(Extracted records)
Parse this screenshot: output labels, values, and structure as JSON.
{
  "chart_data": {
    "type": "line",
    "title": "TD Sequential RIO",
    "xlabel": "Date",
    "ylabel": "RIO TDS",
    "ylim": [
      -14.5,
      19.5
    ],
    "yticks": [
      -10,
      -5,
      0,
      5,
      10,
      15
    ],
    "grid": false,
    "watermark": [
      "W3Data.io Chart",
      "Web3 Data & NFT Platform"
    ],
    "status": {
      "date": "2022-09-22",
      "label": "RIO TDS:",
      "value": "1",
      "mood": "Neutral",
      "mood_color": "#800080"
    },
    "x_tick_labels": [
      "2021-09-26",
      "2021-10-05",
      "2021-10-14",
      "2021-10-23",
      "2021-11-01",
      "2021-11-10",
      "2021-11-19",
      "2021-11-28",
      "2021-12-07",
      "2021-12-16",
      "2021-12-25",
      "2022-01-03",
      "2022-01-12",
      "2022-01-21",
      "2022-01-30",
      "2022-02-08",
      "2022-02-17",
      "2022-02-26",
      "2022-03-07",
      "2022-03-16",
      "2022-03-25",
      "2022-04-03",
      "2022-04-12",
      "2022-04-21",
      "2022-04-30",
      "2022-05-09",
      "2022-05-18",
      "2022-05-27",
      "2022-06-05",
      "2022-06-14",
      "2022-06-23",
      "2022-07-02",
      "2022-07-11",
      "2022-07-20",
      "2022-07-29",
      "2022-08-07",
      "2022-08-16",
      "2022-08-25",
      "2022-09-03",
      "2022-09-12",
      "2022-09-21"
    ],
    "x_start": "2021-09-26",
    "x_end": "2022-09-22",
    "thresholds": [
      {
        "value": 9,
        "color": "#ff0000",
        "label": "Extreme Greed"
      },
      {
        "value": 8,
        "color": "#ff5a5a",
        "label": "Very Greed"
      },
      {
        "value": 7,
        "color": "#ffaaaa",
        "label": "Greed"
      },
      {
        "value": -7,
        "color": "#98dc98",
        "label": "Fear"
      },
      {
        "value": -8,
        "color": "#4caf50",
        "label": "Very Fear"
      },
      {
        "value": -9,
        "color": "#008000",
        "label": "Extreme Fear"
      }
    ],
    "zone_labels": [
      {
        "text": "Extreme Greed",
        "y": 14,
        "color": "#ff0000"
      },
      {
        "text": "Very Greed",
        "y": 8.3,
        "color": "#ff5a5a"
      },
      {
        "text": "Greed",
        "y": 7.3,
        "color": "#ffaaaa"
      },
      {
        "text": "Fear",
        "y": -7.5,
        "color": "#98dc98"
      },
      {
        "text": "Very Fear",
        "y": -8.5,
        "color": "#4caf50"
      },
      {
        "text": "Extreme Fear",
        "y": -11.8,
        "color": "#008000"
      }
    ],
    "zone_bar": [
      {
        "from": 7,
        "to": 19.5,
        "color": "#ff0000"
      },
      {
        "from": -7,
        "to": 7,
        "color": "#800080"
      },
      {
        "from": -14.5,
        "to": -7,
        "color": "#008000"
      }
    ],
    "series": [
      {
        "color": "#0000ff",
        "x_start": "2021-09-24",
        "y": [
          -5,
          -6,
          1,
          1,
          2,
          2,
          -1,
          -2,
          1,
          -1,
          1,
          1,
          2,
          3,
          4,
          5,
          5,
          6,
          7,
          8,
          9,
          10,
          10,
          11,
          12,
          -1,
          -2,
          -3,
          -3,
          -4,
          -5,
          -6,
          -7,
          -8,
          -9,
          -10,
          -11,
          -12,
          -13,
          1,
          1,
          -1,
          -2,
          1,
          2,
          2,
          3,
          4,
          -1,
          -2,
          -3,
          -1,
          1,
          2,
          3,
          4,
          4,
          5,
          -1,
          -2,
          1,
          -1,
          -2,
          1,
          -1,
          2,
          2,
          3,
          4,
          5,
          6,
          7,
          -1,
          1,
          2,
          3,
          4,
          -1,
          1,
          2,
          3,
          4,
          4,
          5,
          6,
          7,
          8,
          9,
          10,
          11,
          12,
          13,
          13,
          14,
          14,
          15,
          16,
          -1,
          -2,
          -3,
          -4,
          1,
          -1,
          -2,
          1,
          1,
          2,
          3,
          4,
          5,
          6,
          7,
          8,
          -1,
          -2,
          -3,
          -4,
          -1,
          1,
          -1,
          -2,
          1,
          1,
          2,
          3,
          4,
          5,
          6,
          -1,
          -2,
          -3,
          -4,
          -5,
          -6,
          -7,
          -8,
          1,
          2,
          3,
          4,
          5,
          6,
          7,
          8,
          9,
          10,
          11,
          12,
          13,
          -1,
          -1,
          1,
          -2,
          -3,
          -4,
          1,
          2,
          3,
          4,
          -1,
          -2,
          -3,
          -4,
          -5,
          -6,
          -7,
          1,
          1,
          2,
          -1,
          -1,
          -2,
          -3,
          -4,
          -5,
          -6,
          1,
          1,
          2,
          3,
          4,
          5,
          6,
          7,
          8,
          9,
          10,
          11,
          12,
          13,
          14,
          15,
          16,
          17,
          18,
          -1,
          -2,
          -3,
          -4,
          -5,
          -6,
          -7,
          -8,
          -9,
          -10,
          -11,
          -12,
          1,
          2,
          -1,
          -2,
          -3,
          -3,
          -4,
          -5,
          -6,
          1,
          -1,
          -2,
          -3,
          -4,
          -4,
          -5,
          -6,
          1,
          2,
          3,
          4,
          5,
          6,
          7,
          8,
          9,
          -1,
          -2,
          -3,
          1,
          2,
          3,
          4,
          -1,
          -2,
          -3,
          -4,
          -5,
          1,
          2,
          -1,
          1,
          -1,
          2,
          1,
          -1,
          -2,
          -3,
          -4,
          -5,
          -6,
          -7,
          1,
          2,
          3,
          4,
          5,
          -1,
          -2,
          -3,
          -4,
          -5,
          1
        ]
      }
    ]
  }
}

INSTRUCTIONS TO FOLLOW – Recite the full listing above exactly.

TASK RESPONSE –
Parse this screenshot: output labels, values, and structure as JSON.
{
  "chart_data": {
    "type": "line",
    "title": "TD Sequential RIO",
    "xlabel": "Date",
    "ylabel": "RIO TDS",
    "ylim": [
      -14.5,
      19.5
    ],
    "yticks": [
      -10,
      -5,
      0,
      5,
      10,
      15
    ],
    "grid": false,
    "watermark": [
      "W3Data.io Chart",
      "Web3 Data & NFT Platform"
    ],
    "status": {
      "date": "2022-09-22",
      "label": "RIO TDS:",
      "value": "1",
      "mood": "Neutral",
      "mood_color": "#800080"
    },
    "x_tick_labels": [
      "2021-09-26",
      "2021-10-05",
      "2021-10-14",
      "2021-10-23",
      "2021-11-01",
      "2021-11-10",
      "2021-11-19",
      "2021-11-28",
      "2021-12-07",
      "2021-12-16",
      "2021-12-25",
      "2022-01-03",
      "2022-01-12",
      "2022-01-21",
      "2022-01-30",
      "2022-02-08",
      "2022-02-17",
      "2022-02-26",
      "2022-03-07",
      "2022-03-16",
      "2022-03-25",
      "2022-04-03",
      "2022-04-12",
      "2022-04-21",
      "2022-04-30",
      "2022-05-09",
      "2022-05-18",
      "2022-05-27",
      "2022-06-05",
      "2022-06-14",
      "2022-06-23",
      "2022-07-02",
      "2022-07-11",
      "2022-07-20",
      "2022-07-29",
      "2022-08-07",
      "2022-08-16",
      "2022-08-25",
      "2022-09-03",
      "2022-09-12",
      "2022-09-21"
    ],
    "x_start": "2021-09-26",
    "x_end": "2022-09-22",
    "thresholds": [
      {
        "value": 9,
        "color": "#ff0000",
        "label": "Extreme Greed"
      },
      {
        "value": 8,
        "color": "#ff5a5a",
        "label": "Very Greed"
      },
      {
        "value": 7,
        "color": "#ffaaaa",
        "label": "Greed"
      },
      {
        "value": -7,
        "color": "#98dc98",
        "label": "Fear"
      },
      {
        "value": -8,
        "color": "#4caf50",
        "label": "Very Fear"
      },
      {
        "value": -9,
        "color": "#008000",
        "label": "Extreme Fear"
      }
    ],
    "zone_labels": [
      {
        "text": "Extreme Greed",
        "y": 14,
        "color": "#ff0000"
      },
      {
        "text": "Very Greed",
        "y": 8.3,
        "color": "#ff5a5a"
      },
      {
        "text": "Greed",
        "y": 7.3,
        "color": "#ffaaaa"
      },
      {
        "text": "Fear",
        "y": -7.5,
        "color": "#98dc98"
      },
      {
        "text": "Very Fear",
        "y": -8.5,
        "color": "#4caf50"
      },
      {
        "text": "Extreme Fear",
        "y": -11.8,
        "color": "#008000"
      }
    ],
    "zone_bar": [
      {
        "from": 7,
        "to": 19.5,
        "color": "#ff0000"
      },
      {
        "from": -7,
        "to": 7,
        "color": "#800080"
      },
      {
        "from": -14.5,
        "to": -7,
        "color": "#008000"
      }
    ],
    "series": [
      {
        "color": "#0000ff",
        "x_start": "2021-09-24",
        "y": [
          -5,
          -6,
          1,
          1,
          2,
          2,
          -1,
          -2,
          1,
          -1,
          1,
          1,
          2,
          3,
          4,
          5,
          5,
          6,
          7,
          8,
          9,
          10,
          10,
          11,
          12,
          -1,
          -2,
          -3,
          -3,
          -4,
          -5,
          -6,
          -7,
          -8,
          -9,
          -10,
          -11,
          -12,
          -13,
          1,
          1,
          -1,
          -2,
          1,
          2,
          2,
          3,
          4,
          -1,
          -2,
          -3,
          -1,
          1,
          2,
          3,
          4,
          4,
          5,
          -1,
          -2,
          1,
          -1,
          -2,
          1,
          -1,
          2,
          2,
          3,
          4,
          5,
          6,
          7,
          -1,
          1,
          2,
          3,
          4,
          -1,
          1,
          2,
          3,
          4,
          4,
          5,
          6,
          7,
          8,
          9,
          10,
          11,
          12,
          13,
          13,
          14,
          14,
          15,
          16,
          -1,
          -2,
          -3,
          -4,
          1,
          -1,
          -2,
          1,
          1,
          2,
          3,
          4,
          5,
          6,
          7,
          8,
          -1,
          -2,
          -3,
          -4,
          -1,
          1,
          -1,
          -2,
          1,
          1,
          2,
          3,
          4,
          5,
          6,
          -1,
          -2,
          -3,
          -4,
          -5,
          -6,
          -7,
          -8,
          1,
          2,
          3,
          4,
          5,
          6,
          7,
          8,
          9,
          10,
          11,
          12,
          13,
          -1,
          -1,
          1,
          -2,
          -3,
          -4,
          1,
          2,
          3,
          4,
          -1,
          -2,
          -3,
          -4,
          -5,
          -6,
          -7,
          1,
          1,
          2,
          -1,
          -1,
          -2,
          -3,
          -4,
          -5,
          -6,
          1,
          1,
          2,
          3,
          4,
          5,
          6,
          7,
          8,
          9,
          10,
          11,
          12,
          13,
          14,
          15,
          16,
          17,
          18,
          -1,
          -2,
          -3,
          -4,
          -5,
          -6,
          -7,
          -8,
          -9,
          -10,
          -11,
          -12,
          1,
          2,
          -1,
          -2,
          -3,
          -3,
          -4,
          -5,
          -6,
          1,
          -1,
          -2,
          -3,
          -4,
          -4,
          -5,
          -6,
          1,
          2,
          3,
          4,
          5,
          6,
          7,
          8,
          9,
          -1,
          -2,
          -3,
          1,
          2,
          3,
          4,
          -1,
          -2,
          -3,
          -4,
          -5,
          1,
          2,
          -1,
          1,
          -1,
          2,
          1,
          -1,
          -2,
          -3,
          -4,
          -5,
          -6,
          -7,
          1,
          2,
          3,
          4,
          5,
          -1,
          -2,
          -3,
          -4,
          -5,
          1
        ]
      }
    ]
  }
}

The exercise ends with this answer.